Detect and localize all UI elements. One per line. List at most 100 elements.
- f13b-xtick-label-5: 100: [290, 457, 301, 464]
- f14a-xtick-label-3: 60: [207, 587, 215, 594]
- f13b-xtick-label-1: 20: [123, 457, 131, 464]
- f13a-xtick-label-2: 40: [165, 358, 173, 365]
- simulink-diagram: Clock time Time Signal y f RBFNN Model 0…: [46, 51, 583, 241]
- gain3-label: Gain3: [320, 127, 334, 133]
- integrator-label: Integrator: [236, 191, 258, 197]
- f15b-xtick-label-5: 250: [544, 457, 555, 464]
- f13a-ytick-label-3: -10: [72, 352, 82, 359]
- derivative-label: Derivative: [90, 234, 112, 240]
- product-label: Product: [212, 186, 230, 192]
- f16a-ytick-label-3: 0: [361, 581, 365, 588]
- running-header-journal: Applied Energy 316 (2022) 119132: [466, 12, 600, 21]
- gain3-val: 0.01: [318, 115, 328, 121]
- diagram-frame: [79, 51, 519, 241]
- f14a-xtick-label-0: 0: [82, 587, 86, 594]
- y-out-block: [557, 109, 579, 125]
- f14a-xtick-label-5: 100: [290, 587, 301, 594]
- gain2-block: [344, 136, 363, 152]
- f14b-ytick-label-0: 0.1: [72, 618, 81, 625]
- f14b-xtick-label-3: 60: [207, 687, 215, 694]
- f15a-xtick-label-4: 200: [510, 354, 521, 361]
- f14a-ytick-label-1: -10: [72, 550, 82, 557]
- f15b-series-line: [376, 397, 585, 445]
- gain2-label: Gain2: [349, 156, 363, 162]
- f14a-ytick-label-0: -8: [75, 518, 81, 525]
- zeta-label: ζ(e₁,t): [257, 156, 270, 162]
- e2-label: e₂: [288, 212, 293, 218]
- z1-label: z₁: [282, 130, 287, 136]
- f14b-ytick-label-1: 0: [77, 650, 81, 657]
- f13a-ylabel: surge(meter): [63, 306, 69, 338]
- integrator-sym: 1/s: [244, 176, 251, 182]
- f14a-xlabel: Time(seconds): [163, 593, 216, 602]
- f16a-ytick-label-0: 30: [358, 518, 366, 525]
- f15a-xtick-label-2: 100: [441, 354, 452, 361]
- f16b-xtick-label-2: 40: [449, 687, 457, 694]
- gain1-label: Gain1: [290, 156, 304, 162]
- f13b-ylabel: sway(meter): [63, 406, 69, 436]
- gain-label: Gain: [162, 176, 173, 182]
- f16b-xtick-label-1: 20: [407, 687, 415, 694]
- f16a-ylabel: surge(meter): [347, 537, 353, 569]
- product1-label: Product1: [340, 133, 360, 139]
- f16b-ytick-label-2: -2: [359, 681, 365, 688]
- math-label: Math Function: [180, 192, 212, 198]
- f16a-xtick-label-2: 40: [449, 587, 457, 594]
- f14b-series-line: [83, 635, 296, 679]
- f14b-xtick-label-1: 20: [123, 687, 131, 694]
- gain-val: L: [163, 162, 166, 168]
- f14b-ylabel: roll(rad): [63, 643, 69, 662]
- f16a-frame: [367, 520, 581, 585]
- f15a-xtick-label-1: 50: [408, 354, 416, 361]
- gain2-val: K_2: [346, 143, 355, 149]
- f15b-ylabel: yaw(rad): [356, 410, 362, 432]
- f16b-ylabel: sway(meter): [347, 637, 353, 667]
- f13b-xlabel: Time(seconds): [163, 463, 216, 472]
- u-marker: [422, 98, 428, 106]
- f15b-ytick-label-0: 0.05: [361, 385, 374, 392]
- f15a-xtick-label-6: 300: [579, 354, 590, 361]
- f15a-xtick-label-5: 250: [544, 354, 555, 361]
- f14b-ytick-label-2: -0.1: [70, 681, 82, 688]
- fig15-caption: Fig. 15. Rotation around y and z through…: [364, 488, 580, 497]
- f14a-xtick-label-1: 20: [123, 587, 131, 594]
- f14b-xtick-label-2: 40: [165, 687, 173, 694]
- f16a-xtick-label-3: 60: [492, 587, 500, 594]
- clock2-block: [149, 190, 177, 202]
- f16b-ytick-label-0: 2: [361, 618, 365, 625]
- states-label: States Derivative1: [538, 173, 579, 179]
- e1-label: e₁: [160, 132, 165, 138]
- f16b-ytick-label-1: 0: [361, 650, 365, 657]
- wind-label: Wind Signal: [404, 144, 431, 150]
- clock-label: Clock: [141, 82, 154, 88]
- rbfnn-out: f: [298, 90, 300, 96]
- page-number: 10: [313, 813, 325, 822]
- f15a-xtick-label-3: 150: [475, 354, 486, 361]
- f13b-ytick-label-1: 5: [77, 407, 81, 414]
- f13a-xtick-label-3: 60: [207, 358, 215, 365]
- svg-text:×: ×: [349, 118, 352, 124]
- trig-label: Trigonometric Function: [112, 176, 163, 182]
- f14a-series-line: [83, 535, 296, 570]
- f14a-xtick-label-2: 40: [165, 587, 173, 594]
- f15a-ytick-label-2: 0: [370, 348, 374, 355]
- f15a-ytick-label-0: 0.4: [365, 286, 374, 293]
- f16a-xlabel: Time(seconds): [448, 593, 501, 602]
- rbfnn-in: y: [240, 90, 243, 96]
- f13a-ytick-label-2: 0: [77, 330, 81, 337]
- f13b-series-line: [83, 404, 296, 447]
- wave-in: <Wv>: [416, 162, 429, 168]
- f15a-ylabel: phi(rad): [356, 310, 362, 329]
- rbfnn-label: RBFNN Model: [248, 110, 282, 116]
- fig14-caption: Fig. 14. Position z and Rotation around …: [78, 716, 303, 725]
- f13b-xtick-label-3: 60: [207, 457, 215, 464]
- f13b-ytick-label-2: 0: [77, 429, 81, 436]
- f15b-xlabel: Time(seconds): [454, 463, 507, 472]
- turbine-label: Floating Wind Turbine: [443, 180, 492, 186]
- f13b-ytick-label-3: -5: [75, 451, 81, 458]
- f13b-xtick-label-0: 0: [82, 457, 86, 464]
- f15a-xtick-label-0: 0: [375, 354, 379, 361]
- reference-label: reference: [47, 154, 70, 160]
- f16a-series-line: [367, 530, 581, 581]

### WHAT IS BEING ASKED
Copy every row above verbatim, preserving the original order and formatting.

### RESULT OF THE TASK
Detect and localize all UI elements. One per line. List at most 100 elements.
- f13b-xtick-label-5: 100: [290, 457, 301, 464]
- f14a-xtick-label-3: 60: [207, 587, 215, 594]
- f13b-xtick-label-1: 20: [123, 457, 131, 464]
- f13a-xtick-label-2: 40: [165, 358, 173, 365]
- simulink-diagram: Clock time Time Signal y f RBFNN Model 0…: [46, 51, 583, 241]
- gain3-label: Gain3: [320, 127, 334, 133]
- integrator-label: Integrator: [236, 191, 258, 197]
- f15b-xtick-label-5: 250: [544, 457, 555, 464]
- f13a-ytick-label-3: -10: [72, 352, 82, 359]
- derivative-label: Derivative: [90, 234, 112, 240]
- product-label: Product: [212, 186, 230, 192]
- f16a-ytick-label-3: 0: [361, 581, 365, 588]
- running-header-journal: Applied Energy 316 (2022) 119132: [466, 12, 600, 21]
- gain3-val: 0.01: [318, 115, 328, 121]
- diagram-frame: [79, 51, 519, 241]
- f14a-xtick-label-0: 0: [82, 587, 86, 594]
- y-out-block: [557, 109, 579, 125]
- f14a-xtick-label-5: 100: [290, 587, 301, 594]
- gain2-block: [344, 136, 363, 152]
- f14b-ytick-label-0: 0.1: [72, 618, 81, 625]
- f14b-xtick-label-3: 60: [207, 687, 215, 694]
- f15a-xtick-label-4: 200: [510, 354, 521, 361]
- f14a-ytick-label-1: -10: [72, 550, 82, 557]
- f15b-series-line: [376, 397, 585, 445]
- gain2-label: Gain2: [349, 156, 363, 162]
- f14a-ytick-label-0: -8: [75, 518, 81, 525]
- zeta-label: ζ(e₁,t): [257, 156, 270, 162]
- e2-label: e₂: [288, 212, 293, 218]
- z1-label: z₁: [282, 130, 287, 136]
- f14b-ytick-label-1: 0: [77, 650, 81, 657]
- f13a-ylabel: surge(meter): [63, 306, 69, 338]
- integrator-sym: 1/s: [244, 176, 251, 182]
- f14a-xlabel: Time(seconds): [163, 593, 216, 602]
- f16a-ytick-label-0: 30: [358, 518, 366, 525]
- f15a-xtick-label-2: 100: [441, 354, 452, 361]
- f16b-xtick-label-2: 40: [449, 687, 457, 694]
- gain1-label: Gain1: [290, 156, 304, 162]
- f13b-ylabel: sway(meter): [63, 406, 69, 436]
- gain-label: Gain: [162, 176, 173, 182]
- f16b-xtick-label-1: 20: [407, 687, 415, 694]
- f16a-ylabel: surge(meter): [347, 537, 353, 569]
- product1-label: Product1: [340, 133, 360, 139]
- f16b-ytick-label-2: -2: [359, 681, 365, 688]
- math-label: Math Function: [180, 192, 212, 198]
- f16a-xtick-label-2: 40: [449, 587, 457, 594]
- f14b-series-line: [83, 635, 296, 679]
- f14b-xtick-label-1: 20: [123, 687, 131, 694]
- gain-val: L: [163, 162, 166, 168]
- f14b-ylabel: roll(rad): [63, 643, 69, 662]
- f16a-frame: [367, 520, 581, 585]
- f15a-xtick-label-1: 50: [408, 354, 416, 361]
- gain2-val: K_2: [346, 143, 355, 149]
- f15b-ylabel: yaw(rad): [356, 410, 362, 432]
- f16b-ylabel: sway(meter): [347, 637, 353, 667]
- f13b-xlabel: Time(seconds): [163, 463, 216, 472]
- u-marker: [422, 98, 428, 106]
- f15b-ytick-label-0: 0.05: [361, 385, 374, 392]
- f15a-xtick-label-6: 300: [579, 354, 590, 361]
- f15a-xtick-label-5: 250: [544, 354, 555, 361]
- f14b-ytick-label-2: -0.1: [70, 681, 82, 688]
- fig15-caption: Fig. 15. Rotation around y and z through…: [364, 488, 580, 497]
- f14a-xtick-label-1: 20: [123, 587, 131, 594]
- f14b-xtick-label-2: 40: [165, 687, 173, 694]
- f16a-xtick-label-3: 60: [492, 587, 500, 594]
- clock2-block: [149, 190, 177, 202]
- f16b-ytick-label-0: 2: [361, 618, 365, 625]
- states-label: States Derivative1: [538, 173, 579, 179]
- e1-label: e₁: [160, 132, 165, 138]
- f16b-ytick-label-1: 0: [361, 650, 365, 657]
- wind-label: Wind Signal: [404, 144, 431, 150]
- clock-label: Clock: [141, 82, 154, 88]
- rbfnn-out: f: [298, 90, 300, 96]
- page-number: 10: [313, 813, 325, 822]
- f15a-xtick-label-3: 150: [475, 354, 486, 361]
- f13b-ytick-label-1: 5: [77, 407, 81, 414]
- f13a-xtick-label-3: 60: [207, 358, 215, 365]
- svg-text:×: ×: [349, 118, 352, 124]
- trig-label: Trigonometric Function: [112, 176, 163, 182]
- f14a-series-line: [83, 535, 296, 570]
- f14a-xtick-label-2: 40: [165, 587, 173, 594]
- f15a-ytick-label-2: 0: [370, 348, 374, 355]
- f15a-ytick-label-0: 0.4: [365, 286, 374, 293]
- f16a-xlabel: Time(seconds): [448, 593, 501, 602]
- rbfnn-in: y: [240, 90, 243, 96]
- f13a-ytick-label-2: 0: [77, 330, 81, 337]
- f13b-series-line: [83, 404, 296, 447]
- wave-in: <Wv>: [416, 162, 429, 168]
- f15a-ylabel: phi(rad): [356, 310, 362, 329]
- rbfnn-label: RBFNN Model: [248, 110, 282, 116]
- fig14-caption: Fig. 14. Position z and Rotation around …: [78, 716, 303, 725]
- f13b-xtick-label-3: 60: [207, 457, 215, 464]
- f13b-ytick-label-2: 0: [77, 429, 81, 436]
- f15b-xlabel: Time(seconds): [454, 463, 507, 472]
- turbine-label: Floating Wind Turbine: [443, 180, 492, 186]
- f13b-ytick-label-3: -5: [75, 451, 81, 458]
- f13b-xtick-label-0: 0: [82, 457, 86, 464]
- f15a-xtick-label-0: 0: [375, 354, 379, 361]
- reference-label: reference: [47, 154, 70, 160]
- f16a-series-line: [367, 530, 581, 581]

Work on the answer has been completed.